---------- MATERIAL FOR THIS EXERCISE

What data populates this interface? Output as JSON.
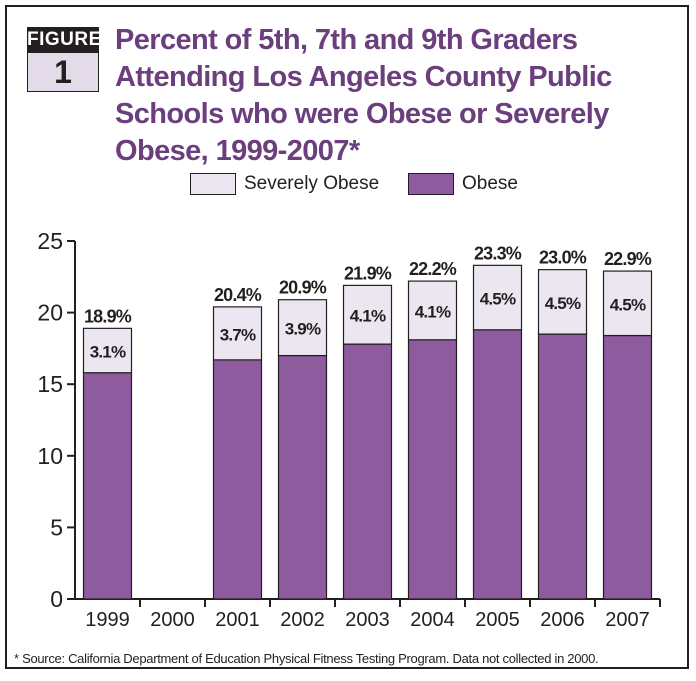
{
  "figure": {
    "word": "FIGURE",
    "number": "1"
  },
  "title": "Percent of 5th, 7th and 9th Graders Attending Los Angeles County Public Schools who were Obese or Severely Obese, 1999-2007*",
  "footnote": "* Source: California Department of Education Physical Fitness Testing Program. Data not collected in 2000.",
  "colors": {
    "obese": "#8e5b9e",
    "severely_obese": "#ece6f0",
    "outline": "#231f20",
    "title": "#6b3f7d"
  },
  "chart_data": {
    "type": "bar",
    "stacked": true,
    "categories": [
      "1999",
      "2000",
      "2001",
      "2002",
      "2003",
      "2004",
      "2005",
      "2006",
      "2007"
    ],
    "series": [
      {
        "name": "Obese",
        "values": [
          15.8,
          null,
          16.7,
          17.0,
          17.8,
          18.1,
          18.8,
          18.5,
          18.4
        ]
      },
      {
        "name": "Severely Obese",
        "values": [
          3.1,
          null,
          3.7,
          3.9,
          4.1,
          4.1,
          4.5,
          4.5,
          4.5
        ]
      }
    ],
    "segment_labels": [
      "3.1%",
      "",
      "3.7%",
      "3.9%",
      "4.1%",
      "4.1%",
      "4.5%",
      "4.5%",
      "4.5%"
    ],
    "total_labels": [
      "18.9%",
      "",
      "20.4%",
      "20.9%",
      "21.9%",
      "22.2%",
      "23.3%",
      "23.0%",
      "22.9%"
    ],
    "y_ticks": [
      "0",
      "5",
      "10",
      "15",
      "20",
      "25"
    ],
    "ylim": [
      0,
      25
    ],
    "grid": false,
    "legend": {
      "position": "top-center",
      "entries": [
        "Severely Obese",
        "Obese"
      ]
    }
  }
}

--------------------

Extract the text of all the records above verbatim, excluding pictures.

What data populates this interface? Output as JSON.
{
  "figure": {
    "word": "FIGURE",
    "number": "1"
  },
  "title": "Percent of 5th, 7th and 9th Graders Attending Los Angeles County Public Schools who were Obese or Severely Obese, 1999-2007*",
  "footnote": "* Source: California Department of Education Physical Fitness Testing Program. Data not collected in 2000.",
  "colors": {
    "obese": "#8e5b9e",
    "severely_obese": "#ece6f0",
    "outline": "#231f20",
    "title": "#6b3f7d"
  },
  "chart_data": {
    "type": "bar",
    "stacked": true,
    "categories": [
      "1999",
      "2000",
      "2001",
      "2002",
      "2003",
      "2004",
      "2005",
      "2006",
      "2007"
    ],
    "series": [
      {
        "name": "Obese",
        "values": [
          15.8,
          null,
          16.7,
          17.0,
          17.8,
          18.1,
          18.8,
          18.5,
          18.4
        ]
      },
      {
        "name": "Severely Obese",
        "values": [
          3.1,
          null,
          3.7,
          3.9,
          4.1,
          4.1,
          4.5,
          4.5,
          4.5
        ]
      }
    ],
    "segment_labels": [
      "3.1%",
      "",
      "3.7%",
      "3.9%",
      "4.1%",
      "4.1%",
      "4.5%",
      "4.5%",
      "4.5%"
    ],
    "total_labels": [
      "18.9%",
      "",
      "20.4%",
      "20.9%",
      "21.9%",
      "22.2%",
      "23.3%",
      "23.0%",
      "22.9%"
    ],
    "y_ticks": [
      "0",
      "5",
      "10",
      "15",
      "20",
      "25"
    ],
    "ylim": [
      0,
      25
    ],
    "grid": false,
    "legend": {
      "position": "top-center",
      "entries": [
        "Severely Obese",
        "Obese"
      ]
    }
  }
}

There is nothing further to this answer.